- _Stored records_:
_ _ _ _ _ _ _
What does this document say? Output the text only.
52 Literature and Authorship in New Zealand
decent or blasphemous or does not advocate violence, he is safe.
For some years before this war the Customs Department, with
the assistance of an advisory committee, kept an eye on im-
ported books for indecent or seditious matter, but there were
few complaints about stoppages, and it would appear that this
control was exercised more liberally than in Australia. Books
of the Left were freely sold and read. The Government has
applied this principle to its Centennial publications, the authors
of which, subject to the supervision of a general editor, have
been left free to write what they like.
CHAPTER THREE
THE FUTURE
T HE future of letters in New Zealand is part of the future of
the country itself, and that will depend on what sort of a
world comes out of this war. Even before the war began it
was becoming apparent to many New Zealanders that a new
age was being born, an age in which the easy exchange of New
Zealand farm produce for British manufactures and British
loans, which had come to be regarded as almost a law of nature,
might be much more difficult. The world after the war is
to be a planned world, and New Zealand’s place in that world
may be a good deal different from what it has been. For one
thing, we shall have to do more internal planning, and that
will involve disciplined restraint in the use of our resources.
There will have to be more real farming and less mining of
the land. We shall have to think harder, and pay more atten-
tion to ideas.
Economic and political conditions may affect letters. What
_ _ _ _ _ _ _
- _Short problem_: Establish how many lines of the records contain the string "does" and state that number without elaboration.

- _Finished task_: 2